• _Exercise material_:

=-=-=

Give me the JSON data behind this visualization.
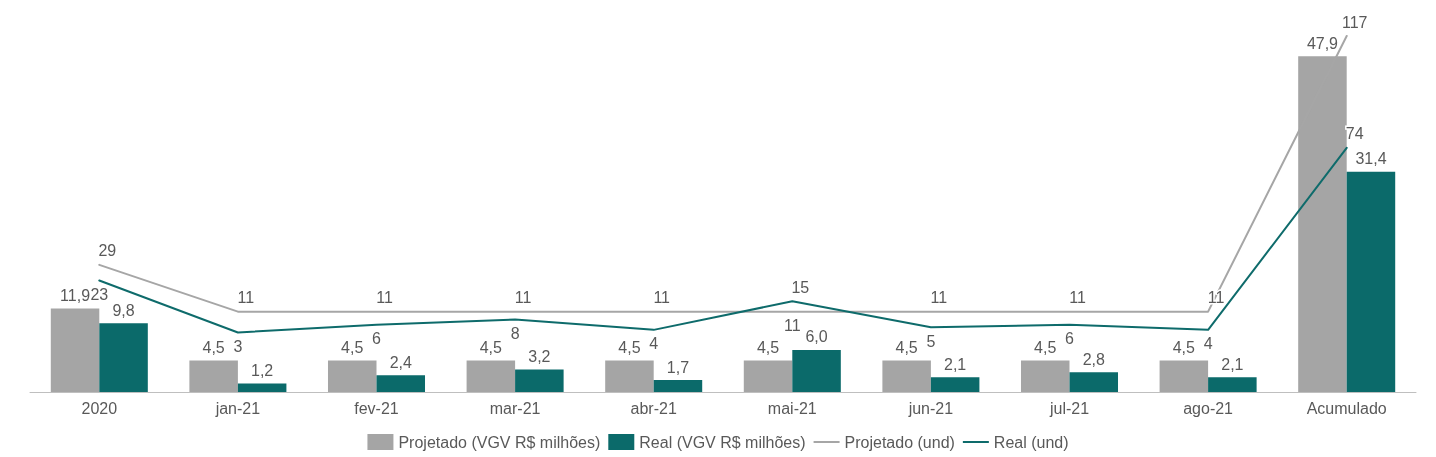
{
  "chart_data": {
    "type": "bar",
    "categories": [
      "2020",
      "jan-21",
      "fev-21",
      "mar-21",
      "abr-21",
      "mai-21",
      "jun-21",
      "jul-21",
      "ago-21",
      "Acumulado"
    ],
    "series": [
      {
        "name": "Projetado (VGV R$ milhões)",
        "color": "#a5a5a5",
        "values": [
          11.9,
          4.5,
          4.5,
          4.5,
          4.5,
          4.5,
          4.5,
          4.5,
          4.5,
          47.9
        ],
        "value_labels": [
          "11,9",
          "4,5",
          "4,5",
          "4,5",
          "4,5",
          "4,5",
          "4,5",
          "4,5",
          "4,5",
          "47,9"
        ]
      },
      {
        "name": "Real (VGV R$ milhões)",
        "color": "#0b6a6a",
        "values": [
          9.8,
          1.2,
          2.4,
          3.2,
          1.7,
          6.0,
          2.1,
          2.8,
          2.1,
          31.4
        ],
        "value_labels": [
          "9,8",
          "1,2",
          "2,4",
          "3,2",
          "1,7",
          "6,0",
          "2,1",
          "2,8",
          "2,1",
          "31,4"
        ]
      },
      {
        "name": "Projetado (und)",
        "type": "line",
        "axis": "y2",
        "color": "#a6a6a6",
        "values": [
          29,
          11,
          11,
          11,
          11,
          11,
          11,
          11,
          11,
          117
        ],
        "value_labels": [
          "29",
          "11",
          "11",
          "11",
          "11",
          "11",
          "11",
          "11",
          "11",
          "117"
        ]
      },
      {
        "name": "Real (und)",
        "type": "line",
        "axis": "y2",
        "color": "#0e6b6b",
        "values": [
          23,
          3,
          6,
          8,
          4,
          15,
          5,
          6,
          4,
          74
        ],
        "value_labels": [
          "23",
          "3",
          "6",
          "8",
          "4",
          "15",
          "5",
          "6",
          "4",
          "74"
        ]
      }
    ],
    "legend": "bottom",
    "grid": false,
    "marker": "none",
    "line_style": "solid"
  }
}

=-=-=

• _What you should do_: Above are records to transcribe exactly; leave their pictures out.

• _Result for this task_:
Give me the JSON data behind this visualization.
{
  "chart_data": {
    "type": "bar",
    "categories": [
      "2020",
      "jan-21",
      "fev-21",
      "mar-21",
      "abr-21",
      "mai-21",
      "jun-21",
      "jul-21",
      "ago-21",
      "Acumulado"
    ],
    "series": [
      {
        "name": "Projetado (VGV R$ milhões)",
        "color": "#a5a5a5",
        "values": [
          11.9,
          4.5,
          4.5,
          4.5,
          4.5,
          4.5,
          4.5,
          4.5,
          4.5,
          47.9
        ],
        "value_labels": [
          "11,9",
          "4,5",
          "4,5",
          "4,5",
          "4,5",
          "4,5",
          "4,5",
          "4,5",
          "4,5",
          "47,9"
        ]
      },
      {
        "name": "Real (VGV R$ milhões)",
        "color": "#0b6a6a",
        "values": [
          9.8,
          1.2,
          2.4,
          3.2,
          1.7,
          6.0,
          2.1,
          2.8,
          2.1,
          31.4
        ],
        "value_labels": [
          "9,8",
          "1,2",
          "2,4",
          "3,2",
          "1,7",
          "6,0",
          "2,1",
          "2,8",
          "2,1",
          "31,4"
        ]
      },
      {
        "name": "Projetado (und)",
        "type": "line",
        "axis": "y2",
        "color": "#a6a6a6",
        "values": [
          29,
          11,
          11,
          11,
          11,
          11,
          11,
          11,
          11,
          117
        ],
        "value_labels": [
          "29",
          "11",
          "11",
          "11",
          "11",
          "11",
          "11",
          "11",
          "11",
          "117"
        ]
      },
      {
        "name": "Real (und)",
        "type": "line",
        "axis": "y2",
        "color": "#0e6b6b",
        "values": [
          23,
          3,
          6,
          8,
          4,
          15,
          5,
          6,
          4,
          74
        ],
        "value_labels": [
          "23",
          "3",
          "6",
          "8",
          "4",
          "15",
          "5",
          "6",
          "4",
          "74"
        ]
      }
    ],
    "legend": "bottom",
    "grid": false,
    "marker": "none",
    "line_style": "solid"
  }
}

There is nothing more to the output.